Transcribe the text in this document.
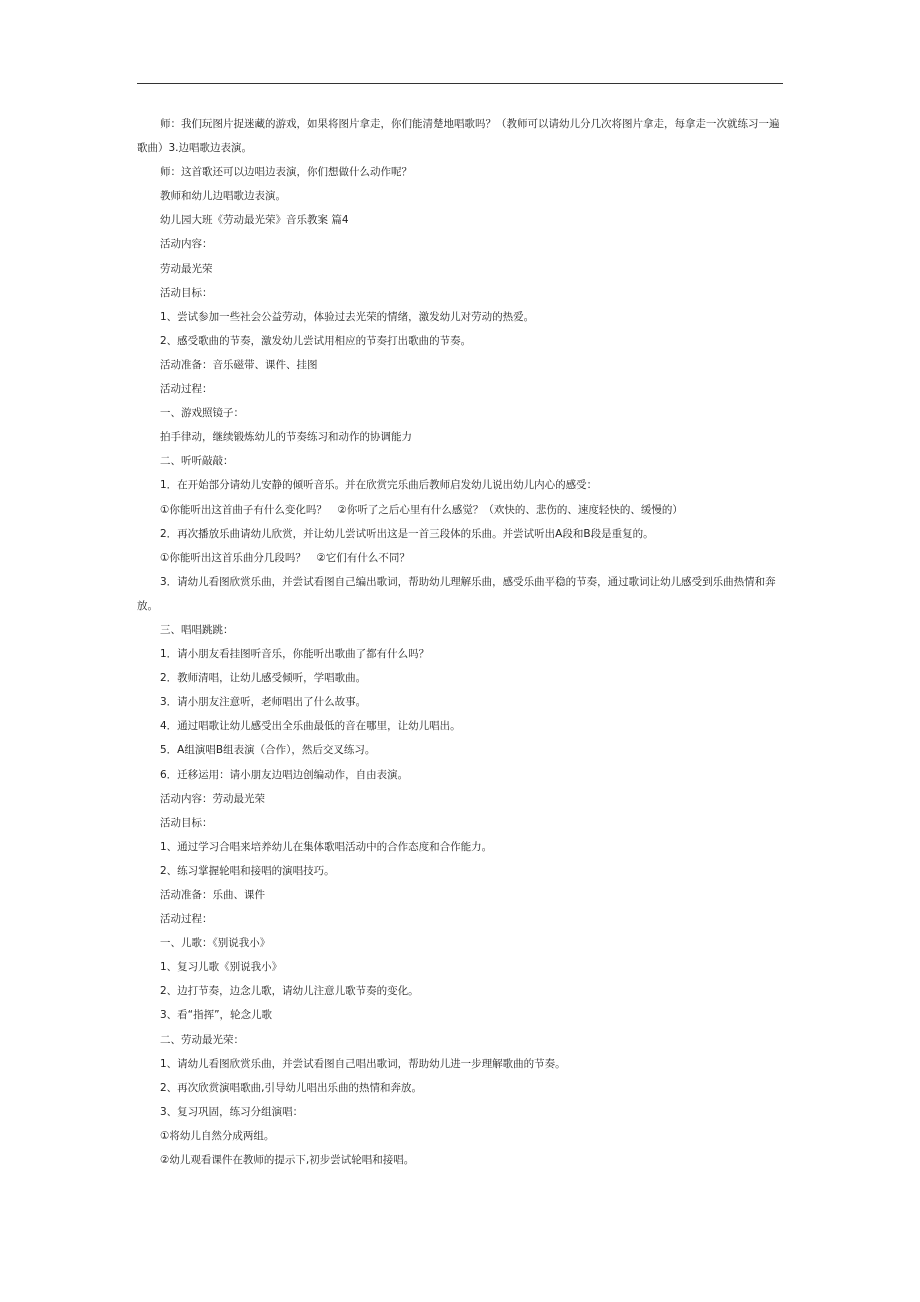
师：我们玩图片捉迷藏的游戏，如果将图片拿走，你们能清楚地唱歌吗？（教师可以请幼儿分几次将图片拿走，每拿走一次就练习一遍歌曲）3.边唱歌边表演。

师：这首歌还可以边唱边表演，你们想做什么动作呢？

教师和幼儿边唱歌边表演。

幼儿园大班《劳动最光荣》音乐教案 篇4

活动内容：

劳动最光荣

活动目标：

1、尝试参加一些社会公益劳动，体验过去光荣的情绪，激发幼儿对劳动的热爱。

2、感受歌曲的节奏，激发幼儿尝试用相应的节奏打出歌曲的节奏。

活动准备：音乐磁带、课件、挂图

活动过程：

一、游戏照镜子：

拍手律动，继续锻炼幼儿的节奏练习和动作的协调能力

二、听听敲敲：

1．在开始部分请幼儿安静的倾听音乐。并在欣赏完乐曲后教师启发幼儿说出幼儿内心的感受：

①你能听出这首曲子有什么变化吗？　②你听了之后心里有什么感觉？（欢快的、悲伤的、速度轻快的、缓慢的）

2．再次播放乐曲请幼儿欣赏，并让幼儿尝试听出这是一首三段体的乐曲。并尝试听出A段和B段是重复的。

①你能听出这首乐曲分几段吗？　②它们有什么不同？

3．请幼儿看图欣赏乐曲，并尝试看图自己编出歌词，帮助幼儿理解乐曲，感受乐曲平稳的节奏，通过歌词让幼儿感受到乐曲热情和奔放。

三、唱唱跳跳：

1．请小朋友看挂图听音乐，你能听出歌曲了都有什么吗？

2．教师清唱，让幼儿感受倾听，学唱歌曲。

3．请小朋友注意听，老师唱出了什么故事。

4．通过唱歌让幼儿感受出全乐曲最低的音在哪里，让幼儿唱出。

5．A组演唱B组表演（合作），然后交叉练习。

6．迁移运用：请小朋友边唱边创编动作，自由表演。

活动内容：劳动最光荣

活动目标：

1、通过学习合唱来培养幼儿在集体歌唱活动中的合作态度和合作能力。

2、练习掌握轮唱和接唱的演唱技巧。

活动准备：乐曲、课件

活动过程：

一、儿歌：《别说我小》

1、复习儿歌《别说我小》

2、边打节奏，边念儿歌，请幼儿注意儿歌节奏的变化。

3、看“指挥”，轮念儿歌

二、劳动最光荣：

1、请幼儿看图欣赏乐曲，并尝试看图自己唱出歌词，帮助幼儿进一步理解歌曲的节奏。

2、再次欣赏演唱歌曲,引导幼儿唱出乐曲的热情和奔放。

3、复习巩固，练习分组演唱：

①将幼儿自然分成两组。

②幼儿观看课件在教师的提示下,初步尝试轮唱和接唱。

Objective — Pictures stay out; repeat all the rest of the records exactly.

Solution to this problem —
Transcribe the text in this document.
师：我们玩图片捉迷藏的游戏，如果将图片拿走，你们能清楚地唱歌吗？（教师可以请幼儿分几次将图片拿走，每拿走一次就练习一遍歌曲）3.边唱歌边表演。

师：这首歌还可以边唱边表演，你们想做什么动作呢？

教师和幼儿边唱歌边表演。

幼儿园大班《劳动最光荣》音乐教案 篇4

活动内容：

劳动最光荣

活动目标：

1、尝试参加一些社会公益劳动，体验过去光荣的情绪，激发幼儿对劳动的热爱。

2、感受歌曲的节奏，激发幼儿尝试用相应的节奏打出歌曲的节奏。

活动准备：音乐磁带、课件、挂图

活动过程：

一、游戏照镜子：

拍手律动，继续锻炼幼儿的节奏练习和动作的协调能力

二、听听敲敲：

1．在开始部分请幼儿安静的倾听音乐。并在欣赏完乐曲后教师启发幼儿说出幼儿内心的感受：

①你能听出这首曲子有什么变化吗？　②你听了之后心里有什么感觉？（欢快的、悲伤的、速度轻快的、缓慢的）

2．再次播放乐曲请幼儿欣赏，并让幼儿尝试听出这是一首三段体的乐曲。并尝试听出A段和B段是重复的。

①你能听出这首乐曲分几段吗？　②它们有什么不同？

3．请幼儿看图欣赏乐曲，并尝试看图自己编出歌词，帮助幼儿理解乐曲，感受乐曲平稳的节奏，通过歌词让幼儿感受到乐曲热情和奔放。

三、唱唱跳跳：

1．请小朋友看挂图听音乐，你能听出歌曲了都有什么吗？

2．教师清唱，让幼儿感受倾听，学唱歌曲。

3．请小朋友注意听，老师唱出了什么故事。

4．通过唱歌让幼儿感受出全乐曲最低的音在哪里，让幼儿唱出。

5．A组演唱B组表演（合作），然后交叉练习。

6．迁移运用：请小朋友边唱边创编动作，自由表演。

活动内容：劳动最光荣

活动目标：

1、通过学习合唱来培养幼儿在集体歌唱活动中的合作态度和合作能力。

2、练习掌握轮唱和接唱的演唱技巧。

活动准备：乐曲、课件

活动过程：

一、儿歌：《别说我小》

1、复习儿歌《别说我小》

2、边打节奏，边念儿歌，请幼儿注意儿歌节奏的变化。

3、看“指挥”，轮念儿歌

二、劳动最光荣：

1、请幼儿看图欣赏乐曲，并尝试看图自己唱出歌词，帮助幼儿进一步理解歌曲的节奏。

2、再次欣赏演唱歌曲,引导幼儿唱出乐曲的热情和奔放。

3、复习巩固，练习分组演唱：

①将幼儿自然分成两组。

②幼儿观看课件在教师的提示下,初步尝试轮唱和接唱。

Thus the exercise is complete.